▶ Aim: Write the material out again exactly.

▶ Given data:
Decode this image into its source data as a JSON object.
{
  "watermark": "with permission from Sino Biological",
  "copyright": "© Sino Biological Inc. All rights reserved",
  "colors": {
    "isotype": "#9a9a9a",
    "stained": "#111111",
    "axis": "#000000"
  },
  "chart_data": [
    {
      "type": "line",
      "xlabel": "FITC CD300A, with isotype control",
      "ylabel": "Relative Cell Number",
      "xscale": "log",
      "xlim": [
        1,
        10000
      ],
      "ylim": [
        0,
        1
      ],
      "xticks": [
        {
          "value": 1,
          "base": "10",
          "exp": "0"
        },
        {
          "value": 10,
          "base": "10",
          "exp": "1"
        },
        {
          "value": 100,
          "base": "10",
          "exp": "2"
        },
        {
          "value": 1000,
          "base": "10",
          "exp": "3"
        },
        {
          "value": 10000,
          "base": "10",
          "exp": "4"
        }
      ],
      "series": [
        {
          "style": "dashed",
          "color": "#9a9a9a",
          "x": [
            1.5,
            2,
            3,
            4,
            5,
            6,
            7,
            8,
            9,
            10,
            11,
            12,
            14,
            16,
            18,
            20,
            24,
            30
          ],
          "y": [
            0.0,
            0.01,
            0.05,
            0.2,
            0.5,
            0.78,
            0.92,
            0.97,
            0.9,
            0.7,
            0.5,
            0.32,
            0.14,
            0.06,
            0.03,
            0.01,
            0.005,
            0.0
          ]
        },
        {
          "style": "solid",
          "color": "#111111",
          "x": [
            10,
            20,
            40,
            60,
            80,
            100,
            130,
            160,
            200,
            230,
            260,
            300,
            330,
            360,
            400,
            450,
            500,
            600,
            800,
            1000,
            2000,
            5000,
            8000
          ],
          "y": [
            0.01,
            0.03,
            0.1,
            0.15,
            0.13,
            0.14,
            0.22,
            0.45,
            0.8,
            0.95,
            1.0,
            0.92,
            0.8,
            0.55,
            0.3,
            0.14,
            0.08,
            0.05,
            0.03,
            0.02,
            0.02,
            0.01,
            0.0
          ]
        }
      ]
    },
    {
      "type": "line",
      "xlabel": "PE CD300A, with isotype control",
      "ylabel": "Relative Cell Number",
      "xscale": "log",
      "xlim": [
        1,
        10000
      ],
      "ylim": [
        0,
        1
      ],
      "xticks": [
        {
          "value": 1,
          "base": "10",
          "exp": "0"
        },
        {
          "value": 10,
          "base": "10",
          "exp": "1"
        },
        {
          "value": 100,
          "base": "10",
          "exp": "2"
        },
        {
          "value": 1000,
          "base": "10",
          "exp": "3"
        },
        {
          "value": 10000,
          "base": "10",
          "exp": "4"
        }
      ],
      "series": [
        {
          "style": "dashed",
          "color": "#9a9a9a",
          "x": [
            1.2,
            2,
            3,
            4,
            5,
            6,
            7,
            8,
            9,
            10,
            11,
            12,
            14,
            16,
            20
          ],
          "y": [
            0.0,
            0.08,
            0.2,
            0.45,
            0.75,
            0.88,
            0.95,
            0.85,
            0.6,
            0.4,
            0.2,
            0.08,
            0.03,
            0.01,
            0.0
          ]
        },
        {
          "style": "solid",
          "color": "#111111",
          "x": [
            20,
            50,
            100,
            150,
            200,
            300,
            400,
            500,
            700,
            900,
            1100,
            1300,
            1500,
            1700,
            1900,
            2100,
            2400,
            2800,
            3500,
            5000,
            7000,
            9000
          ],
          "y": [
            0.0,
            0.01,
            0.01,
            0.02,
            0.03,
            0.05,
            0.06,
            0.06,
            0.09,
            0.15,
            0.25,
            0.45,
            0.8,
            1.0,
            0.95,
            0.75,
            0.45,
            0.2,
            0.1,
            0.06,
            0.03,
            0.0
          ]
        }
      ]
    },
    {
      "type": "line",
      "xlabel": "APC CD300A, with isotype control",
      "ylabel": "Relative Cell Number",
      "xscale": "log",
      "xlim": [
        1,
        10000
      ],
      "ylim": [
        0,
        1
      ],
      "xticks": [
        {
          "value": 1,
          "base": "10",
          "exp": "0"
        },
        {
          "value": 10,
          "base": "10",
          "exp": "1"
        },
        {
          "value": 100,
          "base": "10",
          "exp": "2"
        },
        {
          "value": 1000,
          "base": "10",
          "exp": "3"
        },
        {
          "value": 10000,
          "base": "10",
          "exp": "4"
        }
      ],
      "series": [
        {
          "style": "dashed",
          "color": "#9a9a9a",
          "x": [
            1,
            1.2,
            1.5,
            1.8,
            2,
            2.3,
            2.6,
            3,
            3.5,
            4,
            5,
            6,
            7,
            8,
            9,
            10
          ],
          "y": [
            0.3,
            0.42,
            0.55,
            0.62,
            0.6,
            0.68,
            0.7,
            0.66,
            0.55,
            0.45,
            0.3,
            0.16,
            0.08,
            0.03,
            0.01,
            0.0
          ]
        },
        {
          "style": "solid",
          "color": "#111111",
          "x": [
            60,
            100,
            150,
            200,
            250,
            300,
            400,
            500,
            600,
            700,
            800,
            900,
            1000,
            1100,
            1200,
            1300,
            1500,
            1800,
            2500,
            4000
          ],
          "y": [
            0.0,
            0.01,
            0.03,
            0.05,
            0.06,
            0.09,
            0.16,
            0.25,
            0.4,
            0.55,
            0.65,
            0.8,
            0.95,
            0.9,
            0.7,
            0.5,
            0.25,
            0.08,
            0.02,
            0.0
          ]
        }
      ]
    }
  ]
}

▶ Written response:
Decode this image into its source data as a JSON object.
{
  "watermark": "with permission from Sino Biological",
  "copyright": "© Sino Biological Inc. All rights reserved",
  "colors": {
    "isotype": "#9a9a9a",
    "stained": "#111111",
    "axis": "#000000"
  },
  "chart_data": [
    {
      "type": "line",
      "xlabel": "FITC CD300A, with isotype control",
      "ylabel": "Relative Cell Number",
      "xscale": "log",
      "xlim": [
        1,
        10000
      ],
      "ylim": [
        0,
        1
      ],
      "xticks": [
        {
          "value": 1,
          "base": "10",
          "exp": "0"
        },
        {
          "value": 10,
          "base": "10",
          "exp": "1"
        },
        {
          "value": 100,
          "base": "10",
          "exp": "2"
        },
        {
          "value": 1000,
          "base": "10",
          "exp": "3"
        },
        {
          "value": 10000,
          "base": "10",
          "exp": "4"
        }
      ],
      "series": [
        {
          "style": "dashed",
          "color": "#9a9a9a",
          "x": [
            1.5,
            2,
            3,
            4,
            5,
            6,
            7,
            8,
            9,
            10,
            11,
            12,
            14,
            16,
            18,
            20,
            24,
            30
          ],
          "y": [
            0.0,
            0.01,
            0.05,
            0.2,
            0.5,
            0.78,
            0.92,
            0.97,
            0.9,
            0.7,
            0.5,
            0.32,
            0.14,
            0.06,
            0.03,
            0.01,
            0.005,
            0.0
          ]
        },
        {
          "style": "solid",
          "color": "#111111",
          "x": [
            10,
            20,
            40,
            60,
            80,
            100,
            130,
            160,
            200,
            230,
            260,
            300,
            330,
            360,
            400,
            450,
            500,
            600,
            800,
            1000,
            2000,
            5000,
            8000
          ],
          "y": [
            0.01,
            0.03,
            0.1,
            0.15,
            0.13,
            0.14,
            0.22,
            0.45,
            0.8,
            0.95,
            1.0,
            0.92,
            0.8,
            0.55,
            0.3,
            0.14,
            0.08,
            0.05,
            0.03,
            0.02,
            0.02,
            0.01,
            0.0
          ]
        }
      ]
    },
    {
      "type": "line",
      "xlabel": "PE CD300A, with isotype control",
      "ylabel": "Relative Cell Number",
      "xscale": "log",
      "xlim": [
        1,
        10000
      ],
      "ylim": [
        0,
        1
      ],
      "xticks": [
        {
          "value": 1,
          "base": "10",
          "exp": "0"
        },
        {
          "value": 10,
          "base": "10",
          "exp": "1"
        },
        {
          "value": 100,
          "base": "10",
          "exp": "2"
        },
        {
          "value": 1000,
          "base": "10",
          "exp": "3"
        },
        {
          "value": 10000,
          "base": "10",
          "exp": "4"
        }
      ],
      "series": [
        {
          "style": "dashed",
          "color": "#9a9a9a",
          "x": [
            1.2,
            2,
            3,
            4,
            5,
            6,
            7,
            8,
            9,
            10,
            11,
            12,
            14,
            16,
            20
          ],
          "y": [
            0.0,
            0.08,
            0.2,
            0.45,
            0.75,
            0.88,
            0.95,
            0.85,
            0.6,
            0.4,
            0.2,
            0.08,
            0.03,
            0.01,
            0.0
          ]
        },
        {
          "style": "solid",
          "color": "#111111",
          "x": [
            20,
            50,
            100,
            150,
            200,
            300,
            400,
            500,
            700,
            900,
            1100,
            1300,
            1500,
            1700,
            1900,
            2100,
            2400,
            2800,
            3500,
            5000,
            7000,
            9000
          ],
          "y": [
            0.0,
            0.01,
            0.01,
            0.02,
            0.03,
            0.05,
            0.06,
            0.06,
            0.09,
            0.15,
            0.25,
            0.45,
            0.8,
            1.0,
            0.95,
            0.75,
            0.45,
            0.2,
            0.1,
            0.06,
            0.03,
            0.0
          ]
        }
      ]
    },
    {
      "type": "line",
      "xlabel": "APC CD300A, with isotype control",
      "ylabel": "Relative Cell Number",
      "xscale": "log",
      "xlim": [
        1,
        10000
      ],
      "ylim": [
        0,
        1
      ],
      "xticks": [
        {
          "value": 1,
          "base": "10",
          "exp": "0"
        },
        {
          "value": 10,
          "base": "10",
          "exp": "1"
        },
        {
          "value": 100,
          "base": "10",
          "exp": "2"
        },
        {
          "value": 1000,
          "base": "10",
          "exp": "3"
        },
        {
          "value": 10000,
          "base": "10",
          "exp": "4"
        }
      ],
      "series": [
        {
          "style": "dashed",
          "color": "#9a9a9a",
          "x": [
            1,
            1.2,
            1.5,
            1.8,
            2,
            2.3,
            2.6,
            3,
            3.5,
            4,
            5,
            6,
            7,
            8,
            9,
            10
          ],
          "y": [
            0.3,
            0.42,
            0.55,
            0.62,
            0.6,
            0.68,
            0.7,
            0.66,
            0.55,
            0.45,
            0.3,
            0.16,
            0.08,
            0.03,
            0.01,
            0.0
          ]
        },
        {
          "style": "solid",
          "color": "#111111",
          "x": [
            60,
            100,
            150,
            200,
            250,
            300,
            400,
            500,
            600,
            700,
            800,
            900,
            1000,
            1100,
            1200,
            1300,
            1500,
            1800,
            2500,
            4000
          ],
          "y": [
            0.0,
            0.01,
            0.03,
            0.05,
            0.06,
            0.09,
            0.16,
            0.25,
            0.4,
            0.55,
            0.65,
            0.8,
            0.95,
            0.9,
            0.7,
            0.5,
            0.25,
            0.08,
            0.02,
            0.0
          ]
        }
      ]
    }
  ]
}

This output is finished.